__Given data__.
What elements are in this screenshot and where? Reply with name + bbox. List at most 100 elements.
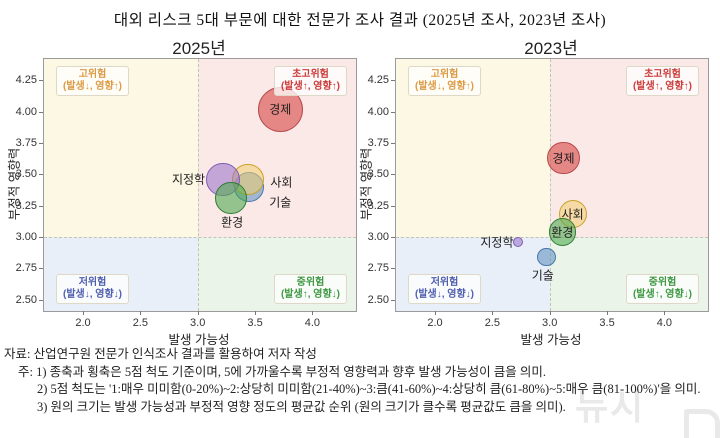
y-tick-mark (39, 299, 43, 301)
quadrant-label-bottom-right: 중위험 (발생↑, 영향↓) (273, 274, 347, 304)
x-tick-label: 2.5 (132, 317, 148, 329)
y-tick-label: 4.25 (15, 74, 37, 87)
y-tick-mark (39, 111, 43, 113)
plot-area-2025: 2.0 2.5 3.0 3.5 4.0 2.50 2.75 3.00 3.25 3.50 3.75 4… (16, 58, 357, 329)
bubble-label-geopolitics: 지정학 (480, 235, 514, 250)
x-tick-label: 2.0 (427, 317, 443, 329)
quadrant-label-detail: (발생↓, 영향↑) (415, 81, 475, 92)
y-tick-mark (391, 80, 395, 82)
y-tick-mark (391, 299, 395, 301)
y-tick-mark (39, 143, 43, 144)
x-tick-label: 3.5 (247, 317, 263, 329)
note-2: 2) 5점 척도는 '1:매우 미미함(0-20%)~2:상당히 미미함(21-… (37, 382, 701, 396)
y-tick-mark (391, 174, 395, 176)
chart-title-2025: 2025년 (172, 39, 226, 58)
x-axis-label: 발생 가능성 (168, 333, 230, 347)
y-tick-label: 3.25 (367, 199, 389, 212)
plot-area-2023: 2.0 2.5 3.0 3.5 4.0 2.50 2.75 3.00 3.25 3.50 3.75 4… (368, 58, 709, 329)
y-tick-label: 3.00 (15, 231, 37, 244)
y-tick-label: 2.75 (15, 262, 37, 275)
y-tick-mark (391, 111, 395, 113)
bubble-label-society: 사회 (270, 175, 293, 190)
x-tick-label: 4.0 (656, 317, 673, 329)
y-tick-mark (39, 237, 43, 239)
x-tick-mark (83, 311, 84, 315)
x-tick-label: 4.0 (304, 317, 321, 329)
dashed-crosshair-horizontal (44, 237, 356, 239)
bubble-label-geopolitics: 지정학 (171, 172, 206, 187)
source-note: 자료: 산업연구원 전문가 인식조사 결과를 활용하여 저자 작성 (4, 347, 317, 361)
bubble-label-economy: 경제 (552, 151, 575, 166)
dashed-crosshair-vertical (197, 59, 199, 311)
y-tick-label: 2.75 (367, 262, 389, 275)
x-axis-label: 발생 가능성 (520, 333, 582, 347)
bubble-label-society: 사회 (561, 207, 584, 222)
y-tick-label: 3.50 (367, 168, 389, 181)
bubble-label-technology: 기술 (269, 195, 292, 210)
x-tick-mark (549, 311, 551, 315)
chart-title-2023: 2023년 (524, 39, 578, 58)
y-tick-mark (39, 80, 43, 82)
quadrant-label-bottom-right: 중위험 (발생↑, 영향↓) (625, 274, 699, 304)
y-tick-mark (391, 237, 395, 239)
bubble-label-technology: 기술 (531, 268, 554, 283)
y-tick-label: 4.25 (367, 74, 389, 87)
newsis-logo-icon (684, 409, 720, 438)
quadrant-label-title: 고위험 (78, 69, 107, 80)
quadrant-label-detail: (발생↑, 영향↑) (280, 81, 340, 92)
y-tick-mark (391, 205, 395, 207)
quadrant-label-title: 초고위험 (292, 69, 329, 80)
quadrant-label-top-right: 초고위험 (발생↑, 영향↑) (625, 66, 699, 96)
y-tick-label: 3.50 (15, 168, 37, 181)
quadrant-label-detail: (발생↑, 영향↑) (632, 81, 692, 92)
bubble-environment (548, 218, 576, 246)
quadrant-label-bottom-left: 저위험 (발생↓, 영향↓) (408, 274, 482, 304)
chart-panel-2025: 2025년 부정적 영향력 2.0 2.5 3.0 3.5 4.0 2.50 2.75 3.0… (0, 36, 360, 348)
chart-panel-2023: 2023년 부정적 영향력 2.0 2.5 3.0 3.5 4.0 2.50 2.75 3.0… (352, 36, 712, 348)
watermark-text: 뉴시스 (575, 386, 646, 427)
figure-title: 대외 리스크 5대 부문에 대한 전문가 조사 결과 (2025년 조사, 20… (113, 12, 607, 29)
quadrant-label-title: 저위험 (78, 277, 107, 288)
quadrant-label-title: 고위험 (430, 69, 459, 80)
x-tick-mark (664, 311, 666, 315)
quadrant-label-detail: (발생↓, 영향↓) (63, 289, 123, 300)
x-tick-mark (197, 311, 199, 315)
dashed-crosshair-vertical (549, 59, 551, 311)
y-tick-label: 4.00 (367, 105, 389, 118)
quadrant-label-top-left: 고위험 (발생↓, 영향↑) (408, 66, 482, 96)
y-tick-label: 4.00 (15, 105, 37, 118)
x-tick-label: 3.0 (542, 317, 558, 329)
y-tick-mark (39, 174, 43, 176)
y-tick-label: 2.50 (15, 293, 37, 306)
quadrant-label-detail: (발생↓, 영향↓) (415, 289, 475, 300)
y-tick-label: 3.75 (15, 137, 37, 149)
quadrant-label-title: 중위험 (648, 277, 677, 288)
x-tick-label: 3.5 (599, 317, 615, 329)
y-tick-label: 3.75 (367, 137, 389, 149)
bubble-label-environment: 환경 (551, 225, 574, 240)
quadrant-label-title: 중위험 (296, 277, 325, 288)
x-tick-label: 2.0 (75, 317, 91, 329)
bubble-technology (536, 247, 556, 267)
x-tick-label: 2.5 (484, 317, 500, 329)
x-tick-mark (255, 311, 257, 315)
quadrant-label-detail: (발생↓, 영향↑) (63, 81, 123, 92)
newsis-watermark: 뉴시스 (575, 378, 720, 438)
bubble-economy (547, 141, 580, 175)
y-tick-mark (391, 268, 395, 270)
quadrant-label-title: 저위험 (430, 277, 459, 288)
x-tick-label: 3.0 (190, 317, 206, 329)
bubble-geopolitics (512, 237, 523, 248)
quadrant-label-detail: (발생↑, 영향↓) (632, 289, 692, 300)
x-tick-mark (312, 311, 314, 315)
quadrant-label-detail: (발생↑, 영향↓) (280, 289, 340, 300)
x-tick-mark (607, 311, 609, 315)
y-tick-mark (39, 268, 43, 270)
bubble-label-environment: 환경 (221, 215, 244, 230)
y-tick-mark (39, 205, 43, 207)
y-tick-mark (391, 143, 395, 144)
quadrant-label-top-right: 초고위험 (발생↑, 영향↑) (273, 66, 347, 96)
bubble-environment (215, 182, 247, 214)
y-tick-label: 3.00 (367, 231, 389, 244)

---

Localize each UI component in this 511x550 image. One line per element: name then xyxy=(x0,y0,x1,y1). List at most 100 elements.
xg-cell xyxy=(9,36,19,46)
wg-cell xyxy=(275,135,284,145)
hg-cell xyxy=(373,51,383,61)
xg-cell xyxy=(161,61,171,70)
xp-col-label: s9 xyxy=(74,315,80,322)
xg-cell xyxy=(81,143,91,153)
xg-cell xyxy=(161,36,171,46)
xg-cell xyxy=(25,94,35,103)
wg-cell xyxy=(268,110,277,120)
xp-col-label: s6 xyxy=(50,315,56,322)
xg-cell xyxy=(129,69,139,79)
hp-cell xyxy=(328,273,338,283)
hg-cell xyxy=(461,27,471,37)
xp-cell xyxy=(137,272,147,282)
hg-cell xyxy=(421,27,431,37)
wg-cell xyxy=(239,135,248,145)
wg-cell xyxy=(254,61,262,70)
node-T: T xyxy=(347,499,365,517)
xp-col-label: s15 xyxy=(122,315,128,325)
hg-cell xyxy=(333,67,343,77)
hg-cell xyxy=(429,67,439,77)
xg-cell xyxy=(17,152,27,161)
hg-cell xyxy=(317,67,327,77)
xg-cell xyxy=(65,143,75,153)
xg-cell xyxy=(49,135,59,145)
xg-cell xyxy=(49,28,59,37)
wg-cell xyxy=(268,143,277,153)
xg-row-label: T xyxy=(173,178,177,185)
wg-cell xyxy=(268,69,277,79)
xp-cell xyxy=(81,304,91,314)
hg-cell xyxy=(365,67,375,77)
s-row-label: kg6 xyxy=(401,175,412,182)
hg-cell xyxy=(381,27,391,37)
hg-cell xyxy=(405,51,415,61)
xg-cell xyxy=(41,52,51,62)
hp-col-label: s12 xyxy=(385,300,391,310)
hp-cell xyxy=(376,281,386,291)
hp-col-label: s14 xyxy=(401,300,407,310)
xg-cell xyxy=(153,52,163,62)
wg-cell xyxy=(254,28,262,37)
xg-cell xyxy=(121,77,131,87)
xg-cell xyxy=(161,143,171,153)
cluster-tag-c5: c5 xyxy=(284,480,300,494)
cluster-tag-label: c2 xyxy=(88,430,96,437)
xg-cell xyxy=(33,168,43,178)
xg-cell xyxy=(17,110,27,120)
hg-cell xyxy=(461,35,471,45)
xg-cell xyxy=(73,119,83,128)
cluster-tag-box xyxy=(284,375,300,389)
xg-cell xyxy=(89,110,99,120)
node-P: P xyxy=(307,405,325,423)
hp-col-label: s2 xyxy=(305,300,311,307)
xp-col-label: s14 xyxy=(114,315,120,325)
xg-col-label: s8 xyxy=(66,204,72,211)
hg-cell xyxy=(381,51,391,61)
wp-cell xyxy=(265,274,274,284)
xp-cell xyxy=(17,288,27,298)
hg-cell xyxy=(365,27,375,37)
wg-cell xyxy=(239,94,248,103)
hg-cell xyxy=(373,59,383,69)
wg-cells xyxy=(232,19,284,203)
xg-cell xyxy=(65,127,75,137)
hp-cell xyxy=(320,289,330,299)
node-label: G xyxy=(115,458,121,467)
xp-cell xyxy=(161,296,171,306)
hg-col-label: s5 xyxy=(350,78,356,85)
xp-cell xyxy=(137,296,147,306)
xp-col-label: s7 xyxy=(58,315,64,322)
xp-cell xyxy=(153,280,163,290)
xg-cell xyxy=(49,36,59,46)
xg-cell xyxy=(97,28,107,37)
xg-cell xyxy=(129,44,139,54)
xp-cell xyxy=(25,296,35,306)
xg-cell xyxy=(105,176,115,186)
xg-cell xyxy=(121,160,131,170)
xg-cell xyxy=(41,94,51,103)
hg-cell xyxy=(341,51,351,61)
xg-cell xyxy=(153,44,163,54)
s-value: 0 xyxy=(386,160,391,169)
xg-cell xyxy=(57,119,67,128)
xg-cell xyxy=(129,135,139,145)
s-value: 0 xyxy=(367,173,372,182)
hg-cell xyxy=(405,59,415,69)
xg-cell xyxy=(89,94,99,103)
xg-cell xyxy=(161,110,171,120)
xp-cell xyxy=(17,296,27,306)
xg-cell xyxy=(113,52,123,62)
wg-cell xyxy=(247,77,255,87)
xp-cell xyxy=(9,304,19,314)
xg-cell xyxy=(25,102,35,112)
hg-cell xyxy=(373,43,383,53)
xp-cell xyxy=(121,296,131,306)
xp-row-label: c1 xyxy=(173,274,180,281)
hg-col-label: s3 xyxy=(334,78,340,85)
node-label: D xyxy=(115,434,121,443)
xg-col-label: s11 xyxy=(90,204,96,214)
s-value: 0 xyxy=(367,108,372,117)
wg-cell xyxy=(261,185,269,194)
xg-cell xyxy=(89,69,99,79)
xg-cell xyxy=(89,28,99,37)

...

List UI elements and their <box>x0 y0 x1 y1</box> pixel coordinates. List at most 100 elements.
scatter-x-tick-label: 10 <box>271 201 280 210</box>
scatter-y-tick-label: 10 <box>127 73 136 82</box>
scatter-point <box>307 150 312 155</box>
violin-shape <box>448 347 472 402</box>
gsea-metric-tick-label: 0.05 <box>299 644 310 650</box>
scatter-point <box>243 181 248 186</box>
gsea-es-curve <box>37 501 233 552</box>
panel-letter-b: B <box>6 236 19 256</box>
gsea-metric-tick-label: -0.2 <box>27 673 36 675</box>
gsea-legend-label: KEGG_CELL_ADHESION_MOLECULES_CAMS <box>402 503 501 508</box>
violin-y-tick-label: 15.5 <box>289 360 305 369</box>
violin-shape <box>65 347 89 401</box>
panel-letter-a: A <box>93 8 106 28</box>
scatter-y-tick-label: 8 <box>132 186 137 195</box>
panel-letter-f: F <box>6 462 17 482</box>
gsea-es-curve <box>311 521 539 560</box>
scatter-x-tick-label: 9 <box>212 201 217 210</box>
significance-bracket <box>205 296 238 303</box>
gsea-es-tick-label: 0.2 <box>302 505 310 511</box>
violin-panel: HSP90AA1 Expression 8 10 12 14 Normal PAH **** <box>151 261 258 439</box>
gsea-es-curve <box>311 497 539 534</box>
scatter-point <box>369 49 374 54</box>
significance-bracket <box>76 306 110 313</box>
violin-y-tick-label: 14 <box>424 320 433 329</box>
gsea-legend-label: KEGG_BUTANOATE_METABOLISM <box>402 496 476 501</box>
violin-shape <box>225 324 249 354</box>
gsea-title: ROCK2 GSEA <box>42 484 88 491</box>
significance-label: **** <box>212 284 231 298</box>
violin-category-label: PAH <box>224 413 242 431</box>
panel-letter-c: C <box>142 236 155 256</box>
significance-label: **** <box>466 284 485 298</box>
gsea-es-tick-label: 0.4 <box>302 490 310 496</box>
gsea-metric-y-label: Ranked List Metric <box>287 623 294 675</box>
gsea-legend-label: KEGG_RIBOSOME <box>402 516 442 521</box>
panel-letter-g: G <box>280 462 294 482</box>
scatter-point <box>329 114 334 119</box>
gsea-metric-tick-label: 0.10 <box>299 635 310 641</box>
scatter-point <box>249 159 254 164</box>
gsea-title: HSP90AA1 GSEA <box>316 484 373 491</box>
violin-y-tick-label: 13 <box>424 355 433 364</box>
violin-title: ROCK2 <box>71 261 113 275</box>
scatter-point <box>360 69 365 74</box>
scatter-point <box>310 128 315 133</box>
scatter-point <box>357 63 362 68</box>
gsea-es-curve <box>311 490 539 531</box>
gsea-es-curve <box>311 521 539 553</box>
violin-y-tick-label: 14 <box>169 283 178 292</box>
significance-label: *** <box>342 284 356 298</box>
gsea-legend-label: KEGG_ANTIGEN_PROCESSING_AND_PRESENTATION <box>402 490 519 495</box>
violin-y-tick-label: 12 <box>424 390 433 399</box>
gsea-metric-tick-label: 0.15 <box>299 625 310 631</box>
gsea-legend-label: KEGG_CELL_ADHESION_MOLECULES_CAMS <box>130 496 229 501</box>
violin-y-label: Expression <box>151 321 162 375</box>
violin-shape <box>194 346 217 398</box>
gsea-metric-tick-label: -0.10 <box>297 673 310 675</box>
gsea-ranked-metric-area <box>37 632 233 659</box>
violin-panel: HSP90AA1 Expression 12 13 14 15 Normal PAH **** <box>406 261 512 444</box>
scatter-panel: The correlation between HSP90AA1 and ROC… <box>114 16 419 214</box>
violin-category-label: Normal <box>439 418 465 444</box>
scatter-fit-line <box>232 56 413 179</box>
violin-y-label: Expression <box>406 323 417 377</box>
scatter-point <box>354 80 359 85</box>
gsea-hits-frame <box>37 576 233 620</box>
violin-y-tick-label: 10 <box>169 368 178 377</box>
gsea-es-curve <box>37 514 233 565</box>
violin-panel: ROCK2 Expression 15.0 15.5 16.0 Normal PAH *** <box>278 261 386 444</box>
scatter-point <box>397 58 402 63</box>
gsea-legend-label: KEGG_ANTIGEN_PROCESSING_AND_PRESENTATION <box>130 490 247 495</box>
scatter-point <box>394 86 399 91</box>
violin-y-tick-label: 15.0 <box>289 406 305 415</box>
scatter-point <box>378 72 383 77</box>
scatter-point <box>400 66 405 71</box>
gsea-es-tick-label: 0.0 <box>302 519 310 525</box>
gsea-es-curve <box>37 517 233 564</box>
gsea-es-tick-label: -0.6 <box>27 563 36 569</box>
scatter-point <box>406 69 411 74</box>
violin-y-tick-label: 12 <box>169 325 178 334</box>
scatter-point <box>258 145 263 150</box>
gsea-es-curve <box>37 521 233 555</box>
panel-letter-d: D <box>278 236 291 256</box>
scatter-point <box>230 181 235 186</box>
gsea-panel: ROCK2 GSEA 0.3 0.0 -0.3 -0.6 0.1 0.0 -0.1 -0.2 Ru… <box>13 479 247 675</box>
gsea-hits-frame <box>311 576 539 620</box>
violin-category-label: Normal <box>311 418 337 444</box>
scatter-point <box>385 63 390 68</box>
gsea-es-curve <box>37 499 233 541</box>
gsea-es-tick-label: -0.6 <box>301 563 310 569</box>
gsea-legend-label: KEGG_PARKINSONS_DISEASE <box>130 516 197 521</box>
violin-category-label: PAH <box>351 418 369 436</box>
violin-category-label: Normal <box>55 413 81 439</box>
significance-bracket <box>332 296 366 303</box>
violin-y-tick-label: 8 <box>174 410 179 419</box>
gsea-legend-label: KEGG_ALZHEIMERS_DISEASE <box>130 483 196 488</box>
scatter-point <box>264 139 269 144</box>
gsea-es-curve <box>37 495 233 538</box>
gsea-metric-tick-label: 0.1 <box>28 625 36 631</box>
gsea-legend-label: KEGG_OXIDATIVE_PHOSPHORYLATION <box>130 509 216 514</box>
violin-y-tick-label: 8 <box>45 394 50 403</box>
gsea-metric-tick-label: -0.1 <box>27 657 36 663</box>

__Set exercise__.
Copy out, unchanged, the rows from the line with "y-tick-mark (39, 299, 43, 301)" up to and including the line with "quadrant-label-title: 초고위험 (292, 69, 329, 80)", and nothing else.

__Exercise answer__.
y-tick-mark (39, 299, 43, 301)
quadrant-label-bottom-right: 중위험 (발생↑, 영향↓) (273, 274, 347, 304)
x-tick-label: 2.5 (132, 317, 148, 329)
y-tick-label: 4.25 (15, 74, 37, 87)
y-tick-mark (39, 111, 43, 113)
plot-area-2025: 2.0 2.5 3.0 3.5 4.0 2.50 2.75 3.00 3.25 3.50 3.75 4… (16, 58, 357, 329)
bubble-label-geopolitics: 지정학 (480, 235, 514, 250)
x-tick-label: 2.0 (427, 317, 443, 329)
quadrant-label-detail: (발생↓, 영향↑) (415, 81, 475, 92)
y-tick-mark (391, 80, 395, 82)
y-tick-mark (391, 299, 395, 301)
y-tick-mark (39, 143, 43, 144)
x-tick-label: 3.5 (247, 317, 263, 329)
note-2: 2) 5점 척도는 '1:매우 미미함(0-20%)~2:상당히 미미함(21-… (37, 382, 701, 396)
y-tick-mark (391, 174, 395, 176)
chart-title-2025: 2025년 (172, 39, 226, 58)
x-axis-label: 발생 가능성 (168, 333, 230, 347)
y-tick-label: 3.25 (367, 199, 389, 212)
plot-area-2023: 2.0 2.5 3.0 3.5 4.0 2.50 2.75 3.00 3.25 3.50 3.75 4… (368, 58, 709, 329)
y-tick-label: 3.00 (15, 231, 37, 244)
y-tick-label: 2.75 (15, 262, 37, 275)
y-tick-mark (391, 111, 395, 113)
bubble-label-society: 사회 (270, 175, 293, 190)
x-tick-label: 4.0 (656, 317, 673, 329)
y-tick-mark (39, 237, 43, 239)
x-tick-mark (83, 311, 84, 315)
x-tick-label: 4.0 (304, 317, 321, 329)
dashed-crosshair-horizontal (44, 237, 356, 239)
bubble-label-geopolitics: 지정학 (171, 172, 206, 187)
source-note: 자료: 산업연구원 전문가 인식조사 결과를 활용하여 저자 작성 (4, 347, 317, 361)
bubble-label-economy: 경제 (552, 151, 575, 166)
dashed-crosshair-vertical (197, 59, 199, 311)
y-tick-label: 2.75 (367, 262, 389, 275)
x-axis-label: 발생 가능성 (520, 333, 582, 347)
bubble-label-society: 사회 (561, 207, 584, 222)
y-tick-label: 3.50 (367, 168, 389, 181)
bubble-label-technology: 기술 (269, 195, 292, 210)
x-tick-mark (549, 311, 551, 315)
chart-title-2023: 2023년 (524, 39, 578, 58)
y-tick-mark (39, 80, 43, 82)
quadrant-label-bottom-right: 중위험 (발생↑, 영향↓) (625, 274, 699, 304)
y-tick-mark (391, 237, 395, 239)
bubble-label-technology: 기술 (531, 268, 554, 283)
y-tick-label: 4.25 (367, 74, 389, 87)
newsis-logo-icon (684, 409, 720, 438)
quadrant-label-title: 고위험 (78, 69, 107, 80)
quadrant-label-detail: (발생↑, 영향↑) (280, 81, 340, 92)
y-tick-mark (391, 205, 395, 207)
quadrant-label-title: 초고위험 (292, 69, 329, 80)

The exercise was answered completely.